**The problem**:
In your copy, leave out the pictures; write out all the data exactly.
## begin Entries shown
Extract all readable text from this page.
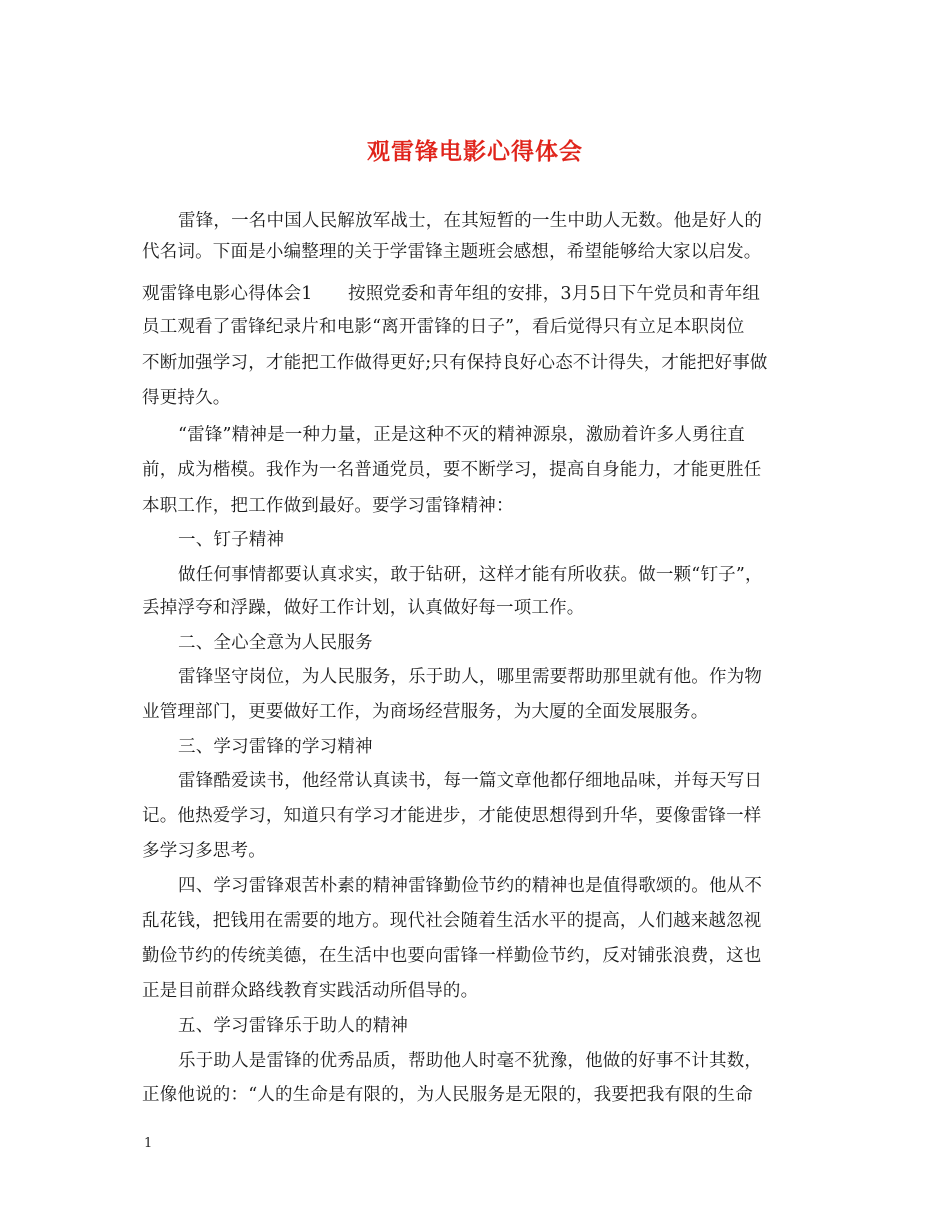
观雷锋电影心得体会
雷锋，一名中国人民解放军战士，在其短暂的一生中助人无数。他是好人的
代名词。下面是小编整理的关于学雷锋主题班会感想，希望能够给大家以启发。
观雷锋电影心得体会1　　按照党委和青年组的安排，3月5日下午党员和青年组
员工观看了雷锋纪录片和电影“离开雷锋的日子”，看后觉得只有立足本职岗位
不断加强学习，才能把工作做得更好;只有保持良好心态不计得失，才能把好事做
得更持久。
“雷锋”精神是一种力量，正是这种不灭的精神源泉，激励着许多人勇往直
前，成为楷模。我作为一名普通党员，要不断学习，提高自身能力，才能更胜任
本职工作，把工作做到最好。要学习雷锋精神：
一、钉子精神
做任何事情都要认真求实，敢于钻研，这样才能有所收获。做一颗“钉子”，
丢掉浮夸和浮躁，做好工作计划，认真做好每一项工作。
二、全心全意为人民服务
雷锋坚守岗位，为人民服务，乐于助人，哪里需要帮助那里就有他。作为物
业管理部门，更要做好工作，为商场经营服务，为大厦的全面发展服务。
三、学习雷锋的学习精神
雷锋酷爱读书，他经常认真读书，每一篇文章他都仔细地品味，并每天写日
记。他热爱学习，知道只有学习才能进步，才能使思想得到升华，要像雷锋一样
多学习多思考。
四、学习雷锋艰苦朴素的精神雷锋勤俭节约的精神也是值得歌颂的。他从不
乱花钱，把钱用在需要的地方。现代社会随着生活水平的提高，人们越来越忽视
勤俭节约的传统美德，在生活中也要向雷锋一样勤俭节约，反对铺张浪费，这也
正是目前群众路线教育实践活动所倡导的。
五、学习雷锋乐于助人的精神
乐于助人是雷锋的优秀品质，帮助他人时毫不犹豫，他做的好事不计其数，
正像他说的：“人的生命是有限的，为人民服务是无限的，我要把我有限的生命
1
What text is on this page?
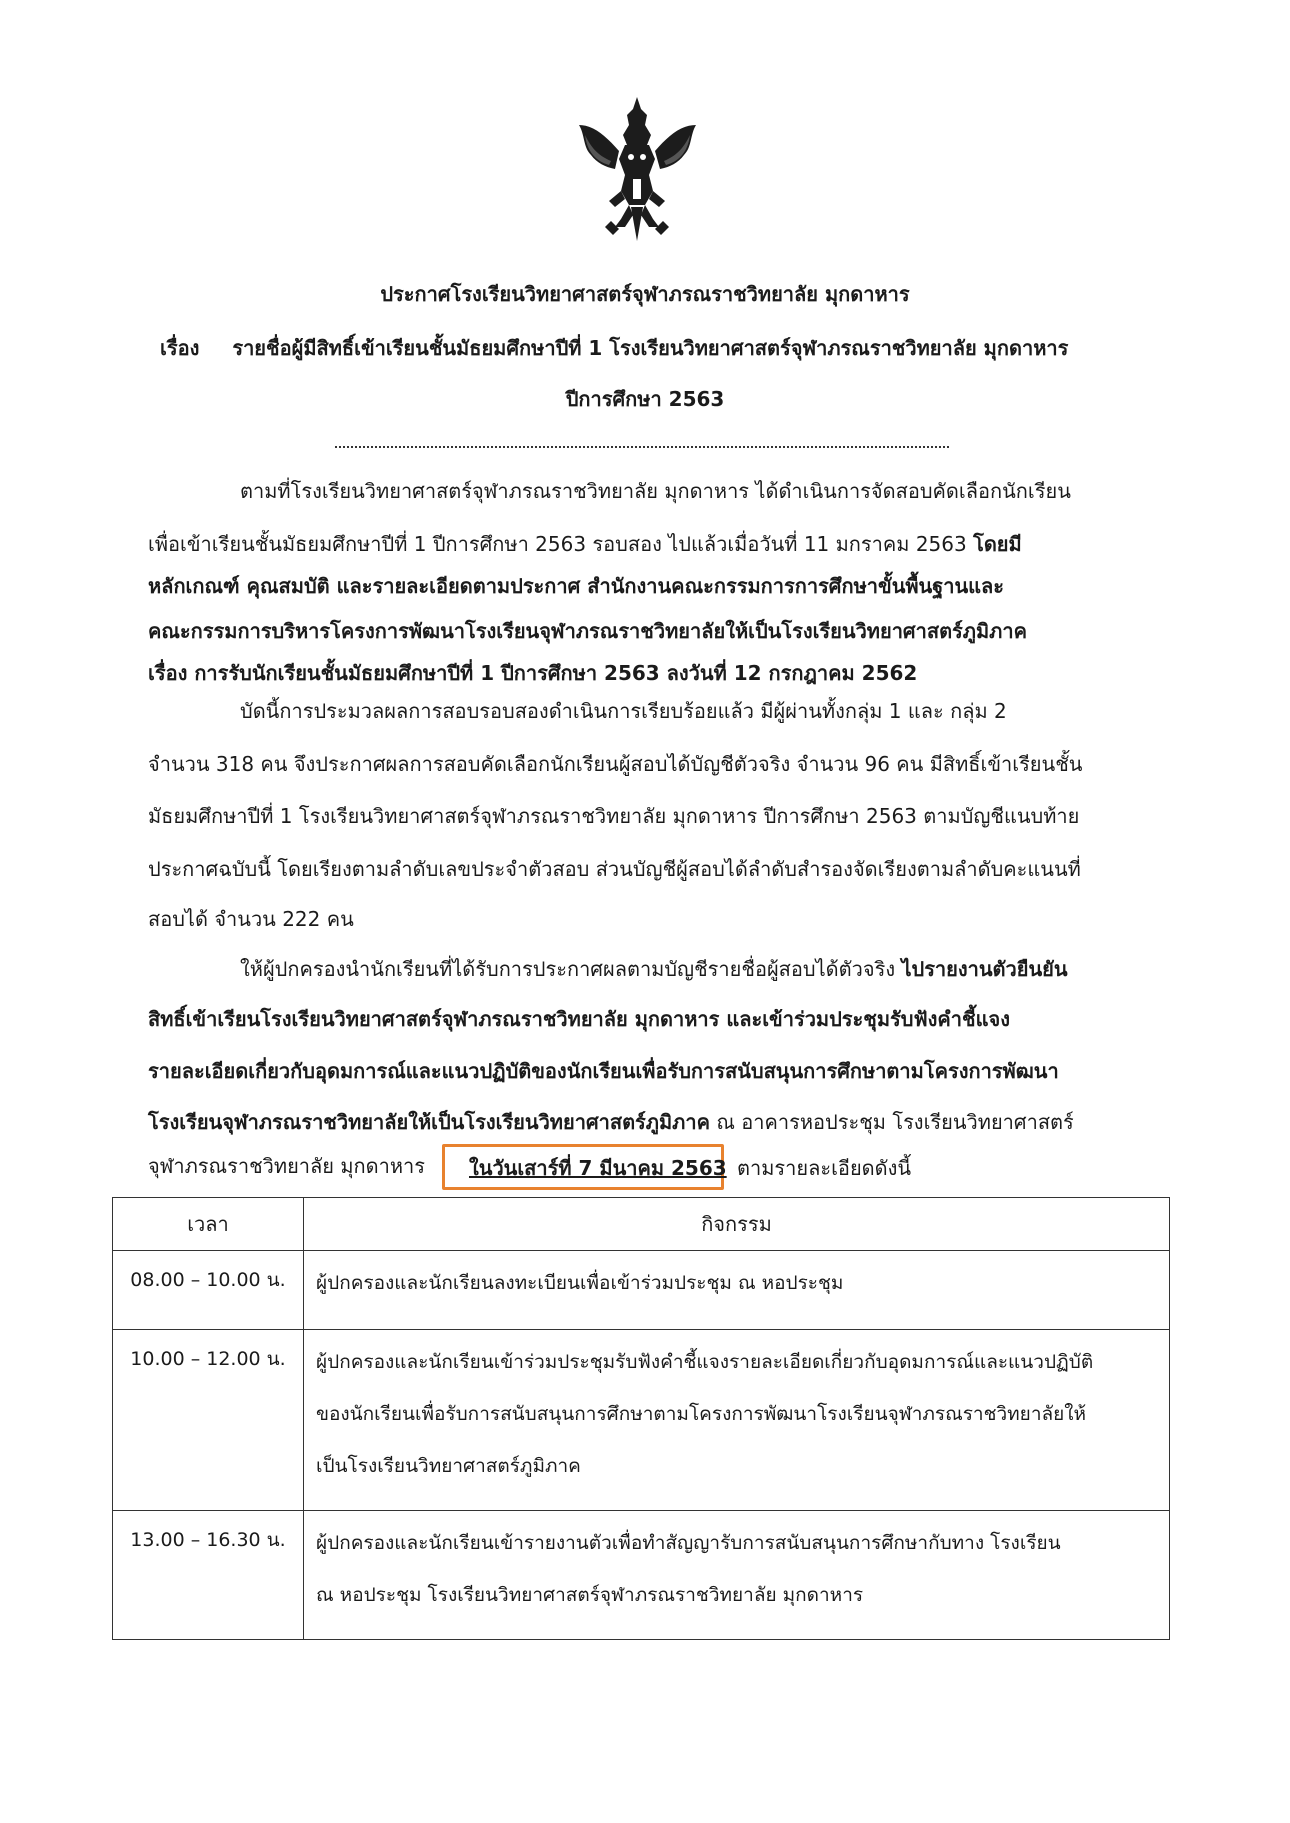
ประกาศโรงเรียนวิทยาศาสตร์จุฬาภรณราชวิทยาลัย มุกดาหาร
เรื่อง รายชื่อผู้มีสิทธิ์เข้าเรียนชั้นมัธยมศึกษาปีที่ 1 โรงเรียนวิทยาศาสตร์จุฬาภรณราชวิทยาลัย มุกดาหาร
ปีการศึกษา 2563
ตามที่โรงเรียนวิทยาศาสตร์จุฬาภรณราชวิทยาลัย มุกดาหาร ได้ดำเนินการจัดสอบคัดเลือกนักเรียน
เพื่อเข้าเรียนชั้นมัธยมศึกษาปีที่ 1 ปีการศึกษา 2563 รอบสอง ไปแล้วเมื่อวันที่ 11 มกราคม 2563 โดยมี
หลักเกณฑ์ คุณสมบัติ และรายละเอียดตามประกาศ สำนักงานคณะกรรมการการศึกษาขั้นพื้นฐานและ
คณะกรรมการบริหารโครงการพัฒนาโรงเรียนจุฬาภรณราชวิทยาลัยให้เป็นโรงเรียนวิทยาศาสตร์ภูมิภาค
เรื่อง การรับนักเรียนชั้นมัธยมศึกษาปีที่ 1 ปีการศึกษา 2563 ลงวันที่ 12 กรกฎาคม 2562
บัดนี้การประมวลผลการสอบรอบสองดำเนินการเรียบร้อยแล้ว มีผู้ผ่านทั้งกลุ่ม 1 และ กลุ่ม 2
จำนวน 318 คน จึงประกาศผลการสอบคัดเลือกนักเรียนผู้สอบได้บัญชีตัวจริง จำนวน 96 คน มีสิทธิ์เข้าเรียนชั้น
มัธยมศึกษาปีที่ 1 โรงเรียนวิทยาศาสตร์จุฬาภรณราชวิทยาลัย มุกดาหาร ปีการศึกษา 2563 ตามบัญชีแนบท้าย
ประกาศฉบับนี้ โดยเรียงตามลำดับเลขประจำตัวสอบ ส่วนบัญชีผู้สอบได้ลำดับสำรองจัดเรียงตามลำดับคะแนนที่
สอบได้ จำนวน 222 คน
ให้ผู้ปกครองนำนักเรียนที่ได้รับการประกาศผลตามบัญชีรายชื่อผู้สอบได้ตัวจริง ไปรายงานตัวยืนยัน
สิทธิ์เข้าเรียนโรงเรียนวิทยาศาสตร์จุฬาภรณราชวิทยาลัย มุกดาหาร และเข้าร่วมประชุมรับฟังคำชี้แจง
รายละเอียดเกี่ยวกับอุดมการณ์และแนวปฏิบัติของนักเรียนเพื่อรับการสนับสนุนการศึกษาตามโครงการพัฒนา
โรงเรียนจุฬาภรณราชวิทยาลัยให้เป็นโรงเรียนวิทยาศาสตร์ภูมิภาค ณ อาคารหอประชุม โรงเรียนวิทยาศาสตร์
จุฬาภรณราชวิทยาลัย มุกดาหาร	ในวันเสาร์ที่ 7 มีนาคม 2563 ตามรายละเอียดดังนี้
เวลา	กิจกรรม
08.00 – 10.00 น.	ผู้ปกครองและนักเรียนลงทะเบียนเพื่อเข้าร่วมประชุม ณ หอประชุม

10.00 – 12.00 น.	ผู้ปกครองและนักเรียนเข้าร่วมประชุมรับฟังคำชี้แจงรายละเอียดเกี่ยวกับอุดมการณ์และแนวปฏิบัติ
ของนักเรียนเพื่อรับการสนับสนุนการศึกษาตามโครงการพัฒนาโรงเรียนจุฬาภรณราชวิทยาลัยให้
เป็นโรงเรียนวิทยาศาสตร์ภูมิภาค

13.00 – 16.30 น.	ผู้ปกครองและนักเรียนเข้ารายงานตัวเพื่อทำสัญญารับการสนับสนุนการศึกษากับทาง โรงเรียน
ณ หอประชุม โรงเรียนวิทยาศาสตร์จุฬาภรณราชวิทยาลัย มุกดาหาร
## end Entries shown
**Task answer**:
Extract all readable text from this page.
观雷锋电影心得体会
雷锋，一名中国人民解放军战士，在其短暂的一生中助人无数。他是好人的
代名词。下面是小编整理的关于学雷锋主题班会感想，希望能够给大家以启发。
观雷锋电影心得体会1　　按照党委和青年组的安排，3月5日下午党员和青年组
员工观看了雷锋纪录片和电影“离开雷锋的日子”，看后觉得只有立足本职岗位
不断加强学习，才能把工作做得更好;只有保持良好心态不计得失，才能把好事做
得更持久。
“雷锋”精神是一种力量，正是这种不灭的精神源泉，激励着许多人勇往直
前，成为楷模。我作为一名普通党员，要不断学习，提高自身能力，才能更胜任
本职工作，把工作做到最好。要学习雷锋精神：
一、钉子精神
做任何事情都要认真求实，敢于钻研，这样才能有所收获。做一颗“钉子”，
丢掉浮夸和浮躁，做好工作计划，认真做好每一项工作。
二、全心全意为人民服务
雷锋坚守岗位，为人民服务，乐于助人，哪里需要帮助那里就有他。作为物
业管理部门，更要做好工作，为商场经营服务，为大厦的全面发展服务。
三、学习雷锋的学习精神
雷锋酷爱读书，他经常认真读书，每一篇文章他都仔细地品味，并每天写日
记。他热爱学习，知道只有学习才能进步，才能使思想得到升华，要像雷锋一样
多学习多思考。
四、学习雷锋艰苦朴素的精神雷锋勤俭节约的精神也是值得歌颂的。他从不
乱花钱，把钱用在需要的地方。现代社会随着生活水平的提高，人们越来越忽视
勤俭节约的传统美德，在生活中也要向雷锋一样勤俭节约，反对铺张浪费，这也
正是目前群众路线教育实践活动所倡导的。
五、学习雷锋乐于助人的精神
乐于助人是雷锋的优秀品质，帮助他人时毫不犹豫，他做的好事不计其数，
正像他说的：“人的生命是有限的，为人民服务是无限的，我要把我有限的生命
1
What text is on this page?
ประกาศโรงเรียนวิทยาศาสตร์จุฬาภรณราชวิทยาลัย มุกดาหาร
เรื่อง รายชื่อผู้มีสิทธิ์เข้าเรียนชั้นมัธยมศึกษาปีที่ 1 โรงเรียนวิทยาศาสตร์จุฬาภรณราชวิทยาลัย มุกดาหาร
ปีการศึกษา 2563
ตามที่โรงเรียนวิทยาศาสตร์จุฬาภรณราชวิทยาลัย มุกดาหาร ได้ดำเนินการจัดสอบคัดเลือกนักเรียน
เพื่อเข้าเรียนชั้นมัธยมศึกษาปีที่ 1 ปีการศึกษา 2563 รอบสอง ไปแล้วเมื่อวันที่ 11 มกราคม 2563 โดยมี
หลักเกณฑ์ คุณสมบัติ และรายละเอียดตามประกาศ สำนักงานคณะกรรมการการศึกษาขั้นพื้นฐานและ
คณะกรรมการบริหารโครงการพัฒนาโรงเรียนจุฬาภรณราชวิทยาลัยให้เป็นโรงเรียนวิทยาศาสตร์ภูมิภาค
เรื่อง การรับนักเรียนชั้นมัธยมศึกษาปีที่ 1 ปีการศึกษา 2563 ลงวันที่ 12 กรกฎาคม 2562
บัดนี้การประมวลผลการสอบรอบสองดำเนินการเรียบร้อยแล้ว มีผู้ผ่านทั้งกลุ่ม 1 และ กลุ่ม 2
จำนวน 318 คน จึงประกาศผลการสอบคัดเลือกนักเรียนผู้สอบได้บัญชีตัวจริง จำนวน 96 คน มีสิทธิ์เข้าเรียนชั้น
มัธยมศึกษาปีที่ 1 โรงเรียนวิทยาศาสตร์จุฬาภรณราชวิทยาลัย มุกดาหาร ปีการศึกษา 2563 ตามบัญชีแนบท้าย
ประกาศฉบับนี้ โดยเรียงตามลำดับเลขประจำตัวสอบ ส่วนบัญชีผู้สอบได้ลำดับสำรองจัดเรียงตามลำดับคะแนนที่
สอบได้ จำนวน 222 คน
ให้ผู้ปกครองนำนักเรียนที่ได้รับการประกาศผลตามบัญชีรายชื่อผู้สอบได้ตัวจริง ไปรายงานตัวยืนยัน
สิทธิ์เข้าเรียนโรงเรียนวิทยาศาสตร์จุฬาภรณราชวิทยาลัย มุกดาหาร และเข้าร่วมประชุมรับฟังคำชี้แจง
รายละเอียดเกี่ยวกับอุดมการณ์และแนวปฏิบัติของนักเรียนเพื่อรับการสนับสนุนการศึกษาตามโครงการพัฒนา
โรงเรียนจุฬาภรณราชวิทยาลัยให้เป็นโรงเรียนวิทยาศาสตร์ภูมิภาค ณ อาคารหอประชุม โรงเรียนวิทยาศาสตร์
จุฬาภรณราชวิทยาลัย มุกดาหาร	ในวันเสาร์ที่ 7 มีนาคม 2563 ตามรายละเอียดดังนี้
เวลา	กิจกรรม
08.00 – 10.00 น.	ผู้ปกครองและนักเรียนลงทะเบียนเพื่อเข้าร่วมประชุม ณ หอประชุม

10.00 – 12.00 น.	ผู้ปกครองและนักเรียนเข้าร่วมประชุมรับฟังคำชี้แจงรายละเอียดเกี่ยวกับอุดมการณ์และแนวปฏิบัติ
ของนักเรียนเพื่อรับการสนับสนุนการศึกษาตามโครงการพัฒนาโรงเรียนจุฬาภรณราชวิทยาลัยให้
เป็นโรงเรียนวิทยาศาสตร์ภูมิภาค

13.00 – 16.30 น.	ผู้ปกครองและนักเรียนเข้ารายงานตัวเพื่อทำสัญญารับการสนับสนุนการศึกษากับทาง โรงเรียน
ณ หอประชุม โรงเรียนวิทยาศาสตร์จุฬาภรณราชวิทยาลัย มุกดาหาร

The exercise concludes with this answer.